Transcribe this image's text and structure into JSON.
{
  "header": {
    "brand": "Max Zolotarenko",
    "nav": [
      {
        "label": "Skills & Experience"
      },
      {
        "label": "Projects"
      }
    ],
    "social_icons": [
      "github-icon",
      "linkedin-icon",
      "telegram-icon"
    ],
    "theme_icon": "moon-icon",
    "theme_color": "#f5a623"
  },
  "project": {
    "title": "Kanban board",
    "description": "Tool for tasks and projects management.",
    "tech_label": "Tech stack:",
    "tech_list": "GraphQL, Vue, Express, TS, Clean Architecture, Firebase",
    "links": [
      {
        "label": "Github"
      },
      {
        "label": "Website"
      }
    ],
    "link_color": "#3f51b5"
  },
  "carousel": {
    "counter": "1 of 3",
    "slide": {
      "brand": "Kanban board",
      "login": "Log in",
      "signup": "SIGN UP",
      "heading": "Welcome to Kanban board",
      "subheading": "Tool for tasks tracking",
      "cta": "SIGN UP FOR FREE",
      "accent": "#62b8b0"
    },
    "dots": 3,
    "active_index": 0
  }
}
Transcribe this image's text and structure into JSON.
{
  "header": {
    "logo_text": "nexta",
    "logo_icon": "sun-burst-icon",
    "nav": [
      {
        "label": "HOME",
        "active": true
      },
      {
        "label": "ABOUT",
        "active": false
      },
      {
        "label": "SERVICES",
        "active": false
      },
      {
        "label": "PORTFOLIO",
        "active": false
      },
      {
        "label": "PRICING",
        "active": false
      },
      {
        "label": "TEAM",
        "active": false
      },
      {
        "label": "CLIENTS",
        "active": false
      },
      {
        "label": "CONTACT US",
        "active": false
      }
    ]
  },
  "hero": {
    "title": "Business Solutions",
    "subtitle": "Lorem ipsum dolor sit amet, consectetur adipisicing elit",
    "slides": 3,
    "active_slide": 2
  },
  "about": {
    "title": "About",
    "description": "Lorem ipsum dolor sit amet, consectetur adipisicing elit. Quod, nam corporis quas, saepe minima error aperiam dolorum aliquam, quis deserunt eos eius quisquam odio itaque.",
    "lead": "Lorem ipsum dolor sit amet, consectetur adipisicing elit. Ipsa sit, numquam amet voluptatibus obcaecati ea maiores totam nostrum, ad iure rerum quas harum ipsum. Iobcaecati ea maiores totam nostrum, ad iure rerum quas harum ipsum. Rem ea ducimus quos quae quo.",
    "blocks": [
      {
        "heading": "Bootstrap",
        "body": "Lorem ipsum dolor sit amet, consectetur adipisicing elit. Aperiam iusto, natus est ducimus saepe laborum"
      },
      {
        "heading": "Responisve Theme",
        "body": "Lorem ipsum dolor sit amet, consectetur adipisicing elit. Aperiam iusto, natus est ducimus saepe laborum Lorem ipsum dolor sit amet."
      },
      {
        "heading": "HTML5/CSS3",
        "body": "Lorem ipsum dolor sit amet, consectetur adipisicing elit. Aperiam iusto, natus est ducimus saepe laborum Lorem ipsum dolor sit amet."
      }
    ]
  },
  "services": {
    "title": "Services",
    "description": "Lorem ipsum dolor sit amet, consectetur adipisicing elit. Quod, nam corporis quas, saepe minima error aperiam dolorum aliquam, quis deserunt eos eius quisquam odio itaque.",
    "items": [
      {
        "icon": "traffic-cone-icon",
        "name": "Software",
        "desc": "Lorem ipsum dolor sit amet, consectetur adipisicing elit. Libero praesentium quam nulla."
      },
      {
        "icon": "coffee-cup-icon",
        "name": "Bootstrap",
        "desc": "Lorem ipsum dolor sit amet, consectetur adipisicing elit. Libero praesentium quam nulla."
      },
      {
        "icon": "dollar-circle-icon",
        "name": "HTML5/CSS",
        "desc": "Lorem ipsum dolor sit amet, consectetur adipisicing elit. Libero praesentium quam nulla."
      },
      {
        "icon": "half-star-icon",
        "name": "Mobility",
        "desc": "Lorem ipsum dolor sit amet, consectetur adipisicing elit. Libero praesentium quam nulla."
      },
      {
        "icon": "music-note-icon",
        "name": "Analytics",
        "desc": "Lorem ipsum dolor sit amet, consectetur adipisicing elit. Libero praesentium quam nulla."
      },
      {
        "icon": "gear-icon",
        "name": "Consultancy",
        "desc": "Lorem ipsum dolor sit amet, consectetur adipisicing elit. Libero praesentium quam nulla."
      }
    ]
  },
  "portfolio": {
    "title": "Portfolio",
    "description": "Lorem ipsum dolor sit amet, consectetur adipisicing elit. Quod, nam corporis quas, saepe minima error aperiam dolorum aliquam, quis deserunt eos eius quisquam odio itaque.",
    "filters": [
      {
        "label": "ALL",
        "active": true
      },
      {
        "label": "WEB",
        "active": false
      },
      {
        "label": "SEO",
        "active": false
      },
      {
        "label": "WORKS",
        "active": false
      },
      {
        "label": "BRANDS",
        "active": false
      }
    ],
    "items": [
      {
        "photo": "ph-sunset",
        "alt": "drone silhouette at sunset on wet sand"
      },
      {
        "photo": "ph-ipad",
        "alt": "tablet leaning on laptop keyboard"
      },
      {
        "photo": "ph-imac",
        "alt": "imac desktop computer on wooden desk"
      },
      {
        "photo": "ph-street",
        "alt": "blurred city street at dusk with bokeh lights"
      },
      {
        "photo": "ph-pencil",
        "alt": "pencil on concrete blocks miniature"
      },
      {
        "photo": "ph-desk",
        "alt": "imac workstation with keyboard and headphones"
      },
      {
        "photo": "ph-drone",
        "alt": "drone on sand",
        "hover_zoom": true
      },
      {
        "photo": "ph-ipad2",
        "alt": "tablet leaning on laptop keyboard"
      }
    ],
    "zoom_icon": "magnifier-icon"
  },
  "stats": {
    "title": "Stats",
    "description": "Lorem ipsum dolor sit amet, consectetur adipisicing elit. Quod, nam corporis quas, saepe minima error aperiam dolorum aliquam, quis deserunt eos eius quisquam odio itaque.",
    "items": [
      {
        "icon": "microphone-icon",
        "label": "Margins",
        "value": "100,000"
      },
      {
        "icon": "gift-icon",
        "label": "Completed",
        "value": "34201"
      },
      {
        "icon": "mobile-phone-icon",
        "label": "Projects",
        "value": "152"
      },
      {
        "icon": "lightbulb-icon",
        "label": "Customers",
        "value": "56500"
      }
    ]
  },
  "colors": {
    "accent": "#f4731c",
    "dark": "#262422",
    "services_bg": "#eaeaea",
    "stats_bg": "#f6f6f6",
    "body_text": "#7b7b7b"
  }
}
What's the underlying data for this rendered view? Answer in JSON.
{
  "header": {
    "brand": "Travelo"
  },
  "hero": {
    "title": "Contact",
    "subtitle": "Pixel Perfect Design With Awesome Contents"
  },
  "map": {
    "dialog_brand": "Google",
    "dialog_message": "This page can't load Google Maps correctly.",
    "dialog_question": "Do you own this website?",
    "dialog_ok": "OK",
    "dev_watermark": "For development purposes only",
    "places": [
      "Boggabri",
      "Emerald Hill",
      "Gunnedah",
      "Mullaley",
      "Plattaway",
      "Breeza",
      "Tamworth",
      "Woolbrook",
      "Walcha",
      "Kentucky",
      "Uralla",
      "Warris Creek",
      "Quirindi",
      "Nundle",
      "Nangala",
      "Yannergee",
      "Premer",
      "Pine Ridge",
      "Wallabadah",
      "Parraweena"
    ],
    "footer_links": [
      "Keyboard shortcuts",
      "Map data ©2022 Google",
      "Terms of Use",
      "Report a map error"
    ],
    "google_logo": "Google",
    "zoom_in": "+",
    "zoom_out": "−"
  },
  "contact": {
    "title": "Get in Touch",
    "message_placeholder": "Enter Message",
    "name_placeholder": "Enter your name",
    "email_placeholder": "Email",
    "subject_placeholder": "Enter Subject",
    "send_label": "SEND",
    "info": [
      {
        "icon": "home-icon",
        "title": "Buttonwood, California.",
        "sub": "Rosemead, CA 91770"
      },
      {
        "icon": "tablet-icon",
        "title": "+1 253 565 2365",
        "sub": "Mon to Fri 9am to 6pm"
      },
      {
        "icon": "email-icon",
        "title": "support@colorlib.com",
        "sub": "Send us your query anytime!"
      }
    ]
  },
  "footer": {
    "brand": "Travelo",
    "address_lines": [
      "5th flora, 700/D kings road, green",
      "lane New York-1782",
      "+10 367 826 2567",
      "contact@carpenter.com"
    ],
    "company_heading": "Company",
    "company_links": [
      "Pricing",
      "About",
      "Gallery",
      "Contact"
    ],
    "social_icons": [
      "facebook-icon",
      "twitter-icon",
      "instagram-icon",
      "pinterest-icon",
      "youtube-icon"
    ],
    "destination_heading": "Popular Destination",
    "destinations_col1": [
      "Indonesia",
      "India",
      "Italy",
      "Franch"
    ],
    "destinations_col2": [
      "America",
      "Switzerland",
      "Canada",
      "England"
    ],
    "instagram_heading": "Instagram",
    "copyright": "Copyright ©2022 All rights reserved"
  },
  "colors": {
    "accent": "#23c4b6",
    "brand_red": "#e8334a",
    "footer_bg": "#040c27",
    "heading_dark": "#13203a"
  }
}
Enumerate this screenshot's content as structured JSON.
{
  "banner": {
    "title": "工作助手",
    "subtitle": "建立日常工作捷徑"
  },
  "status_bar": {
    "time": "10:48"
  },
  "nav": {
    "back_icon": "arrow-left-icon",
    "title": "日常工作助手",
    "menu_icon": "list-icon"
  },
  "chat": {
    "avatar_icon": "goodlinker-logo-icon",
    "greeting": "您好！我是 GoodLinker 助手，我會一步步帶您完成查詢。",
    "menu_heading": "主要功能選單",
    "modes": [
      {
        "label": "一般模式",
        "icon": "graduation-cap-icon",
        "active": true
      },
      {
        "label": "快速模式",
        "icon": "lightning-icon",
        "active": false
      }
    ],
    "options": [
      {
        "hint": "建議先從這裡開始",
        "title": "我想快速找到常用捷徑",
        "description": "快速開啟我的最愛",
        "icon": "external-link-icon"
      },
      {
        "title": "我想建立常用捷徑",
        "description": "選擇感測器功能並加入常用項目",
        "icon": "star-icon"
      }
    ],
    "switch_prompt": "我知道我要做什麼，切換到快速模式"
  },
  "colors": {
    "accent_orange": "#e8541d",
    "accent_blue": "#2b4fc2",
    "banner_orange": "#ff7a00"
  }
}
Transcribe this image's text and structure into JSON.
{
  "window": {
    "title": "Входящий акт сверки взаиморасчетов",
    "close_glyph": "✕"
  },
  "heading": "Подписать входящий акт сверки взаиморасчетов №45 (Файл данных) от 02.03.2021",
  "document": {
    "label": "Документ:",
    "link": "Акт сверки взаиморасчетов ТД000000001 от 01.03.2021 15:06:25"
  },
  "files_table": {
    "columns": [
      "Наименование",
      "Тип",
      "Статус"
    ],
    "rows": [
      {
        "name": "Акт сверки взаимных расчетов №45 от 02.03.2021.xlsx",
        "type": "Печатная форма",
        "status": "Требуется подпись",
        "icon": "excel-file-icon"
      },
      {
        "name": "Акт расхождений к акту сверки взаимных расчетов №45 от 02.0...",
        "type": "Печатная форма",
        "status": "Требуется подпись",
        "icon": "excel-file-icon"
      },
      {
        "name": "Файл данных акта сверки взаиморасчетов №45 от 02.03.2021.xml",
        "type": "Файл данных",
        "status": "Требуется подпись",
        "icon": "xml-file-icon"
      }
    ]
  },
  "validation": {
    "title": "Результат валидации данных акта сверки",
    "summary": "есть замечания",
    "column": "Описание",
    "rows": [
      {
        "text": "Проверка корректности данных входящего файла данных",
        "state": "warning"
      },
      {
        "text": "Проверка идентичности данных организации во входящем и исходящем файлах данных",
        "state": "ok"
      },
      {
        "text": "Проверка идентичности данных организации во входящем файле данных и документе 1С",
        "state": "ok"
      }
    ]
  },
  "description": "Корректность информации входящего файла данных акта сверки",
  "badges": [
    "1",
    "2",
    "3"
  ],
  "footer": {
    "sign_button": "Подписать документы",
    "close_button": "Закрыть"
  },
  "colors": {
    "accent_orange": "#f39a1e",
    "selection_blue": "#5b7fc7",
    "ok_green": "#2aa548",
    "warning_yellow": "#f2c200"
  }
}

------------------------------------------------------------

◆ What you should do ◆
Count the lines of the data that contain the string "drone", and reply with that number alone.

◆ Task response ◆
3